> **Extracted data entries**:
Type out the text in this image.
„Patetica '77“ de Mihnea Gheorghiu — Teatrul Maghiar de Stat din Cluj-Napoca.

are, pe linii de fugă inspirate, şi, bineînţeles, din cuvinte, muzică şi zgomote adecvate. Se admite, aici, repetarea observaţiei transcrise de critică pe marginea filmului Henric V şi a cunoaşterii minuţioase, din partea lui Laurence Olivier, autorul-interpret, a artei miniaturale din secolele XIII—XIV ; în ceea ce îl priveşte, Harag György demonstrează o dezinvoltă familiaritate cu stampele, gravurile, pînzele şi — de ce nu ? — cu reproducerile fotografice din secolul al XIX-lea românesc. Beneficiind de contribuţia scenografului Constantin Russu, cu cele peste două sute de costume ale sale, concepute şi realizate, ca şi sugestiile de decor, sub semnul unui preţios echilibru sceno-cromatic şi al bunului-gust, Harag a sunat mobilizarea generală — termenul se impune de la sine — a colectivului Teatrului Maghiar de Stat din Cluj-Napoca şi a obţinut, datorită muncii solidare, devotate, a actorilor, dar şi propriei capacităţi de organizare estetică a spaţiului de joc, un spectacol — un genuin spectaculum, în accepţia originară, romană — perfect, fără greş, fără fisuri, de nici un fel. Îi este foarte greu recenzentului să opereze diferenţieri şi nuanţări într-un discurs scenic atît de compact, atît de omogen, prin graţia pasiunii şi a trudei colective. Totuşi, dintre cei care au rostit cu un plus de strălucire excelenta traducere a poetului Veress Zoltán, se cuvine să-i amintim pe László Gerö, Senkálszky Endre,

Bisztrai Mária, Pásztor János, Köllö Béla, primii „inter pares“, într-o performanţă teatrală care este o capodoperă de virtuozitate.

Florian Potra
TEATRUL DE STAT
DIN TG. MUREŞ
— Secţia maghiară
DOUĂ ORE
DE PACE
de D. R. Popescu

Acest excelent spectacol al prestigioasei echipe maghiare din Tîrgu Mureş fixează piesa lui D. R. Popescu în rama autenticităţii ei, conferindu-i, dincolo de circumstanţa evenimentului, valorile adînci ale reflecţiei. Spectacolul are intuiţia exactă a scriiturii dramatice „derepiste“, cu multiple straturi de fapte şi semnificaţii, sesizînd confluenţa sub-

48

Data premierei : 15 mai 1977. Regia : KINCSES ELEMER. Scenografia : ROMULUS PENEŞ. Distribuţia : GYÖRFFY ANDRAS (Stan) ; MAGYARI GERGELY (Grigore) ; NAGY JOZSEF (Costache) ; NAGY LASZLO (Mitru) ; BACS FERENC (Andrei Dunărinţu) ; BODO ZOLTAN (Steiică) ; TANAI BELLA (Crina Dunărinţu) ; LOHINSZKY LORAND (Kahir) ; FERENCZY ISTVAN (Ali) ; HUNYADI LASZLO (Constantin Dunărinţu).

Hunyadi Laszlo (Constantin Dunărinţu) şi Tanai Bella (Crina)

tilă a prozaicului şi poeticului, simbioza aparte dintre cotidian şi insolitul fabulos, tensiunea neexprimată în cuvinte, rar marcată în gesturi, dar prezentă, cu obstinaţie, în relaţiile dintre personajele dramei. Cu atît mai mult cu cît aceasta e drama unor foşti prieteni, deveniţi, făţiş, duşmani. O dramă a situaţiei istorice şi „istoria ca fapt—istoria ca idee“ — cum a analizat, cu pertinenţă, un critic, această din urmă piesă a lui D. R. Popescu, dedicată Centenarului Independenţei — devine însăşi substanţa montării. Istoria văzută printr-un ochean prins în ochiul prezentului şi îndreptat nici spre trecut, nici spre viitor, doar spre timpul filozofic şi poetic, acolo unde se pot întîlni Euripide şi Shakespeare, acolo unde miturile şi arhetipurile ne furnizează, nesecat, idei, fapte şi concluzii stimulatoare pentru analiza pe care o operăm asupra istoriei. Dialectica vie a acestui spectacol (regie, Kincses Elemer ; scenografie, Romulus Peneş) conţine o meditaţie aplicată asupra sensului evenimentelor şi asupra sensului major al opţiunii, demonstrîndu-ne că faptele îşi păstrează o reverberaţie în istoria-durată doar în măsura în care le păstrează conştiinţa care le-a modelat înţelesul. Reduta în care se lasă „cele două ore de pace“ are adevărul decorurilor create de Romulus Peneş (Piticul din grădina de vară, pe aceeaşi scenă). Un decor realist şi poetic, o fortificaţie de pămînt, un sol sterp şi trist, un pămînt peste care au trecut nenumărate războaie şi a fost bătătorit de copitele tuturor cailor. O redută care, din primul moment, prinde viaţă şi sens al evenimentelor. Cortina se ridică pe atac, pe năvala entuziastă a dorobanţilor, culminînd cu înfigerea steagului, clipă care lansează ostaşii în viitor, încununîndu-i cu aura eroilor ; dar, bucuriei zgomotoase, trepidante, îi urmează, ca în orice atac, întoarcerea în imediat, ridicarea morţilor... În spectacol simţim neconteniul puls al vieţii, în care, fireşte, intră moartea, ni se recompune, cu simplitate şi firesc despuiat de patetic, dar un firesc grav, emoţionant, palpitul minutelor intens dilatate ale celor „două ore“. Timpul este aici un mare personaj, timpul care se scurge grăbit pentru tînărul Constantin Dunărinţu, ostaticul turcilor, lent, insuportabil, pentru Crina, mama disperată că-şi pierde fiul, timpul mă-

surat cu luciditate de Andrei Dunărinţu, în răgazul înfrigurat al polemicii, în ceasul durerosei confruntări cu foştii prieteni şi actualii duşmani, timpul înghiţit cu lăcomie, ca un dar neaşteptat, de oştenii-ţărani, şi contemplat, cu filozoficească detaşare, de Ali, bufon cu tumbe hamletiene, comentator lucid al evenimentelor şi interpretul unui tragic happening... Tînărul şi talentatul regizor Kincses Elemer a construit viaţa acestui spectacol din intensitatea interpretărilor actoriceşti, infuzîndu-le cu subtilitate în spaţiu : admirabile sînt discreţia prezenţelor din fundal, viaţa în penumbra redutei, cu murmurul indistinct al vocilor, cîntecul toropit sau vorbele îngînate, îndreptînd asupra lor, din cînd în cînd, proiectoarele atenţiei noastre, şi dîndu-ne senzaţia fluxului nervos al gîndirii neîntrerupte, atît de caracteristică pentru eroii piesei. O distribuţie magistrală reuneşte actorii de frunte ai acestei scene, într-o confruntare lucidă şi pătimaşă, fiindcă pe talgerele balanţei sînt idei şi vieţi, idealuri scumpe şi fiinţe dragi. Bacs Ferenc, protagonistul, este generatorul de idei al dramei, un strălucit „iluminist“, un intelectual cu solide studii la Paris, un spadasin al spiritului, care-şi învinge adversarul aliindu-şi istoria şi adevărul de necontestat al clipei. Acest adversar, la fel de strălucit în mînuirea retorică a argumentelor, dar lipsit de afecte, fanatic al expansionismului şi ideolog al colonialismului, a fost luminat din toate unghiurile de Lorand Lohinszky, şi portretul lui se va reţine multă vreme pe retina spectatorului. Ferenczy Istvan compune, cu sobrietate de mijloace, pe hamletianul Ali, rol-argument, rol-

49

> **Required work**:
From the data, pick out every line that includes "Cluj".

> **Solution for this exercise**:
„Patetica '77“ de Mihnea Gheorghiu — Teatrul Maghiar de Stat din Cluj-Napoca.
are, pe linii de fugă inspirate, şi, bineînţeles, din cuvinte, muzică şi zgomote adecvate. Se admite, aici, repetarea observaţiei transcrise de critică pe marginea filmului Henric V şi a cunoaşterii minuţioase, din partea lui Laurence Olivier, autorul-interpret, a artei miniaturale din secolele XIII—XIV ; în ceea ce îl priveşte, Harag György demonstrează o dezinvoltă familiaritate cu stampele, gravurile, pînzele şi — de ce nu ? — cu reproducerile fotografice din secolul al XIX-lea românesc. Beneficiind de contribuţia scenografului Constantin Russu, cu cele peste două sute de costume ale sale, concepute şi realizate, ca şi sugestiile de decor, sub semnul unui preţios echilibru sceno-cromatic şi al bunului-gust, Harag a sunat mobilizarea generală — termenul se impune de la sine — a colectivului Teatrului Maghiar de Stat din Cluj-Napoca şi a obţinut, datorită muncii solidare, devotate, a actorilor, dar şi propriei capacităţi de organizare estetică a spaţiului de joc, un spectacol — un genuin spectaculum, în accepţia originară, romană — perfect, fără greş, fără fisuri, de nici un fel. Îi este foarte greu recenzentului să opereze diferenţieri şi nuanţări într-un discurs scenic atît de compact, atît de omogen, prin graţia pasiunii şi a trudei colective. Totuşi, dintre cei care au rostit cu un plus de strălucire excelenta traducere a poetului Veress Zoltán, se cuvine să-i amintim pe László Gerö, Senkálszky Endre,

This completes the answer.